**The request**
Find the string "color" in the data, then copy every line where it is found.

**Records shown**
____
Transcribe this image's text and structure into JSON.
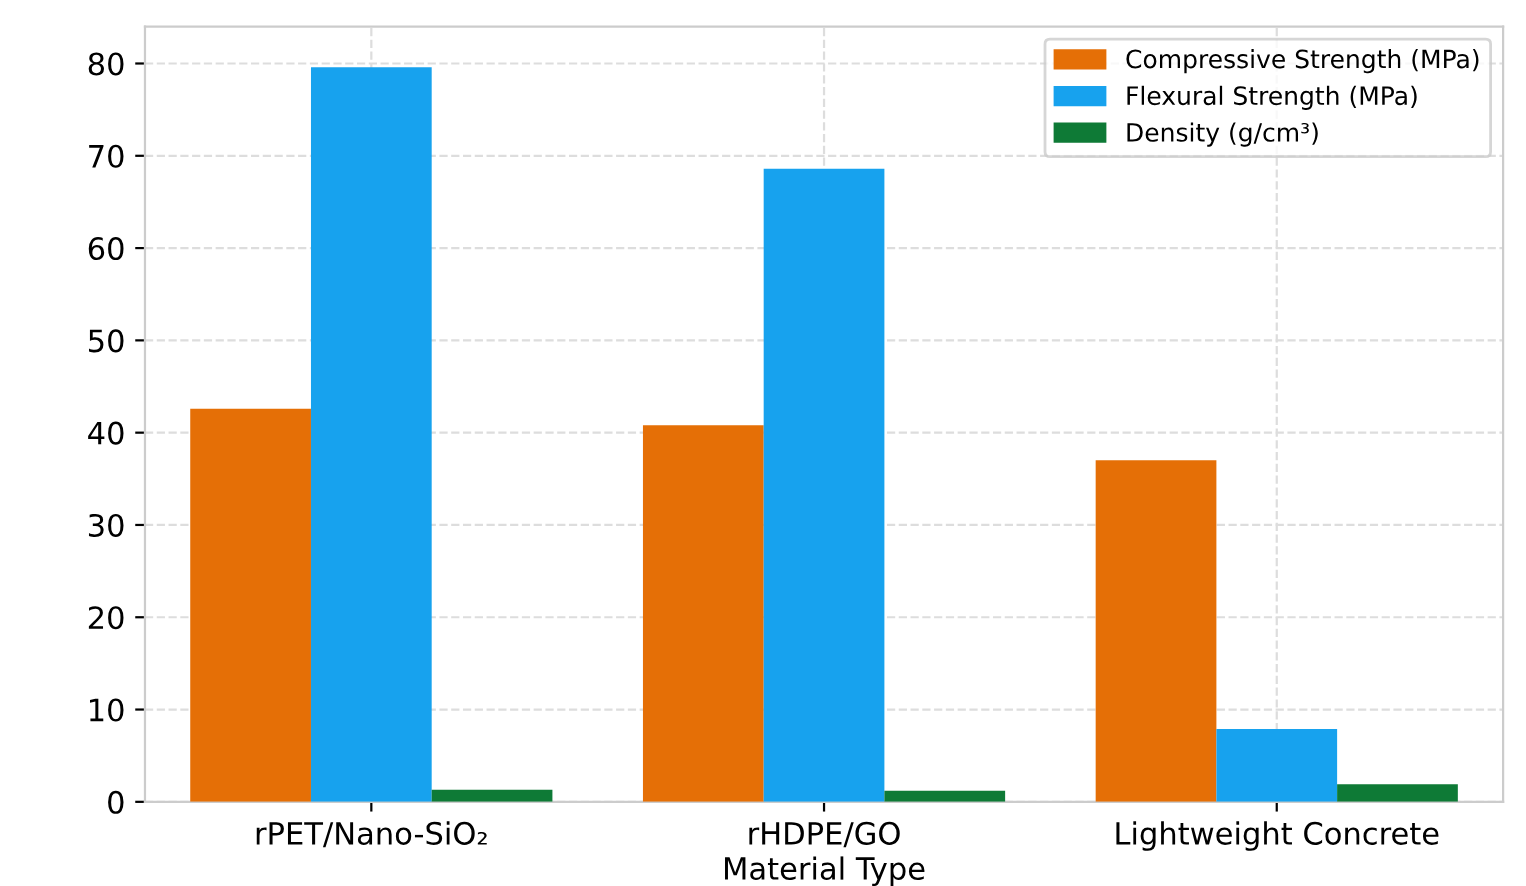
{
  "chart_data": {
    "type": "bar",
    "xlabel": "Material Type",
    "categories": [
      "rPET/Nano-SiO₂",
      "rHDPE/GO",
      "Lightweight Concrete"
    ],
    "series": [
      {
        "name": "Compressive Strength (MPa)",
        "color": "#e56f06",
        "values": [
          42.6,
          40.8,
          37.0
        ]
      },
      {
        "name": "Flexural Strength (MPa)",
        "color": "#17a2ee",
        "values": [
          79.6,
          68.6,
          7.9
        ]
      },
      {
        "name": "Density (g/cm³)",
        "color": "#0e7a36",
        "values": [
          1.3,
          1.2,
          1.9
        ]
      }
    ],
    "ylim": [
      0,
      84
    ],
    "yticks": [
      0,
      10,
      20,
      30,
      40,
      50,
      60,
      70,
      80
    ],
    "grid": true,
    "legend": "top right"
  }
}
____
**Task output**
        "color": "#e56f06",
        "color": "#17a2ee",
        "color": "#0e7a36",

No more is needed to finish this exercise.